Exercise description: Reproduce each of the following rows word for word, leaving out the pictures.

Extracted data:
------

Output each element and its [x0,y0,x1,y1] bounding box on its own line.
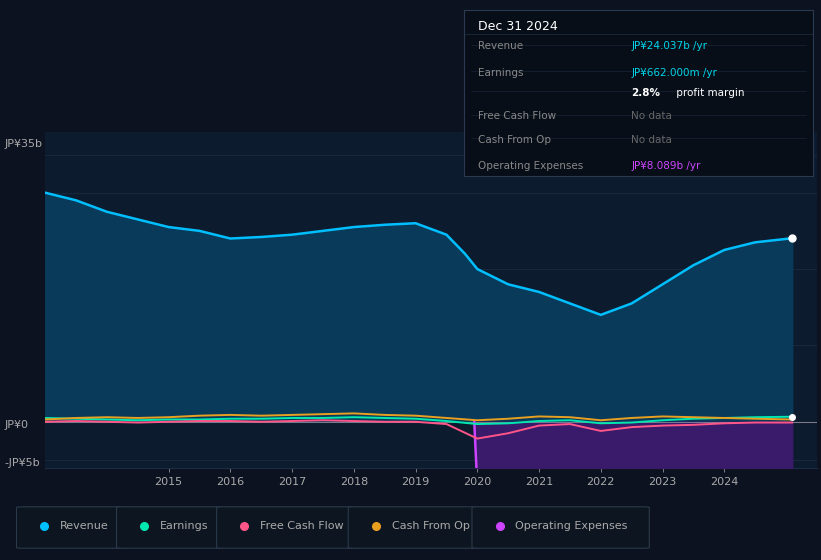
Text: Revenue: Revenue [60,521,108,531]
FancyBboxPatch shape [117,507,223,548]
Text: No data: No data [631,134,672,144]
Text: Operating Expenses: Operating Expenses [478,161,583,171]
Text: Operating Expenses: Operating Expenses [516,521,628,531]
Text: Free Cash Flow: Free Cash Flow [478,111,556,122]
Text: JP¥0: JP¥0 [4,419,28,430]
Text: -JP¥5b: -JP¥5b [4,458,39,468]
FancyBboxPatch shape [16,507,123,548]
Text: Free Cash Flow: Free Cash Flow [260,521,343,531]
Text: 2.8%: 2.8% [631,88,660,98]
FancyBboxPatch shape [348,507,479,548]
Text: JP¥35b: JP¥35b [4,139,42,149]
FancyBboxPatch shape [217,507,355,548]
Text: Revenue: Revenue [478,41,523,51]
Text: JP¥24.037b /yr: JP¥24.037b /yr [631,41,708,51]
Text: profit margin: profit margin [673,88,745,98]
Text: JP¥8.089b /yr: JP¥8.089b /yr [631,161,701,171]
Text: Cash From Op: Cash From Op [478,134,551,144]
Text: Cash From Op: Cash From Op [392,521,470,531]
Text: No data: No data [631,111,672,122]
Text: Dec 31 2024: Dec 31 2024 [478,20,557,32]
Text: Earnings: Earnings [478,68,523,78]
FancyBboxPatch shape [472,507,649,548]
Text: JP¥662.000m /yr: JP¥662.000m /yr [631,68,718,78]
Text: Earnings: Earnings [160,521,209,531]
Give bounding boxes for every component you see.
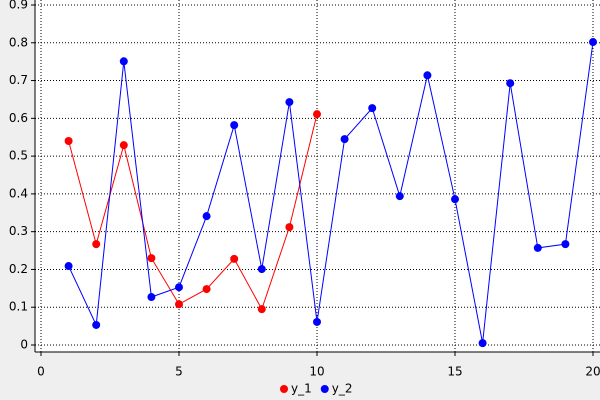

------

Solution to this exercise:
Output each element and its [x0,y0,x1,y1] bounding box on its own line.
Text: Revenue: Revenue [60,521,108,531]
FancyBboxPatch shape [117,507,223,548]
Text: No data: No data [631,134,672,144]
Text: Operating Expenses: Operating Expenses [478,161,583,171]
Text: Operating Expenses: Operating Expenses [516,521,628,531]
Text: Free Cash Flow: Free Cash Flow [478,111,556,122]
Text: JP¥0: JP¥0 [4,419,28,430]
Text: -JP¥5b: -JP¥5b [4,458,39,468]
FancyBboxPatch shape [16,507,123,548]
Text: Free Cash Flow: Free Cash Flow [260,521,343,531]
Text: 2.8%: 2.8% [631,88,660,98]
FancyBboxPatch shape [348,507,479,548]
Text: JP¥35b: JP¥35b [4,139,42,149]
FancyBboxPatch shape [217,507,355,548]
Text: Revenue: Revenue [478,41,523,51]
Text: JP¥24.037b /yr: JP¥24.037b /yr [631,41,708,51]
Text: profit margin: profit margin [673,88,745,98]
Text: JP¥8.089b /yr: JP¥8.089b /yr [631,161,701,171]
Text: Cash From Op: Cash From Op [478,134,551,144]
Text: Cash From Op: Cash From Op [392,521,470,531]
Text: No data: No data [631,111,672,122]
Text: Dec 31 2024: Dec 31 2024 [478,20,557,32]
Text: Earnings: Earnings [478,68,523,78]
FancyBboxPatch shape [472,507,649,548]
Text: JP¥662.000m /yr: JP¥662.000m /yr [631,68,718,78]
Text: Earnings: Earnings [160,521,209,531]
Give bounding boxes for every component you see.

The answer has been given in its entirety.